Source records

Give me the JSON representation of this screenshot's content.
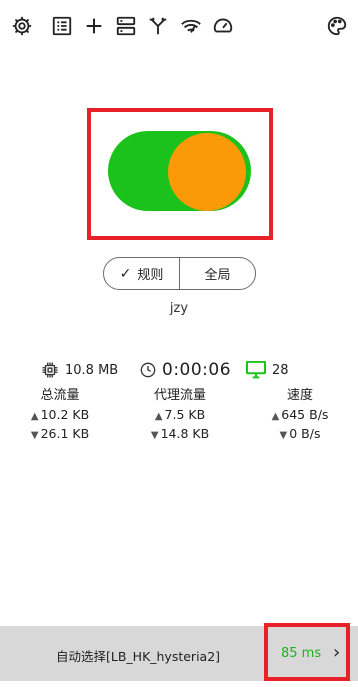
{
  "toolbar": {
    "icons": [
      "gear-icon",
      "list-icon",
      "plus-icon",
      "server-icon",
      "fork-icon",
      "wifi-speed-icon",
      "speedometer-icon",
      "palette-icon"
    ]
  },
  "toggle": {
    "state": "on",
    "track_color": "#1bc21b",
    "knob_color": "#fb9a09"
  },
  "mode_switch": {
    "options": [
      {
        "label": "规则",
        "selected": true
      },
      {
        "label": "全局",
        "selected": false
      }
    ]
  },
  "profile": {
    "name": "jzy"
  },
  "stats": {
    "memory": "10.8 MB",
    "uptime": "0:00:06",
    "connections": "28",
    "columns": [
      {
        "title": "总流量",
        "up": "10.2 KB",
        "down": "26.1 KB"
      },
      {
        "title": "代理流量",
        "up": "7.5 KB",
        "down": "14.8 KB"
      },
      {
        "title": "速度",
        "up": "645 B/s",
        "down": "0 B/s"
      }
    ]
  },
  "bottom": {
    "proxy": "自动选择[LB_HK_hysteria2]",
    "latency": "85 ms",
    "latency_color": "#1bb31b"
  },
  "colors": {
    "highlight_frame": "#e8202a",
    "accent_green": "#1bc21b"
  }
}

Directions for this task - Exact duplication of all the records is required; pictures are omitted from the copy.

Response -
Give me the JSON representation of this screenshot's content.
{
  "toolbar": {
    "icons": [
      "gear-icon",
      "list-icon",
      "plus-icon",
      "server-icon",
      "fork-icon",
      "wifi-speed-icon",
      "speedometer-icon",
      "palette-icon"
    ]
  },
  "toggle": {
    "state": "on",
    "track_color": "#1bc21b",
    "knob_color": "#fb9a09"
  },
  "mode_switch": {
    "options": [
      {
        "label": "规则",
        "selected": true
      },
      {
        "label": "全局",
        "selected": false
      }
    ]
  },
  "profile": {
    "name": "jzy"
  },
  "stats": {
    "memory": "10.8 MB",
    "uptime": "0:00:06",
    "connections": "28",
    "columns": [
      {
        "title": "总流量",
        "up": "10.2 KB",
        "down": "26.1 KB"
      },
      {
        "title": "代理流量",
        "up": "7.5 KB",
        "down": "14.8 KB"
      },
      {
        "title": "速度",
        "up": "645 B/s",
        "down": "0 B/s"
      }
    ]
  },
  "bottom": {
    "proxy": "自动选择[LB_HK_hysteria2]",
    "latency": "85 ms",
    "latency_color": "#1bb31b"
  },
  "colors": {
    "highlight_frame": "#e8202a",
    "accent_green": "#1bc21b"
  }
}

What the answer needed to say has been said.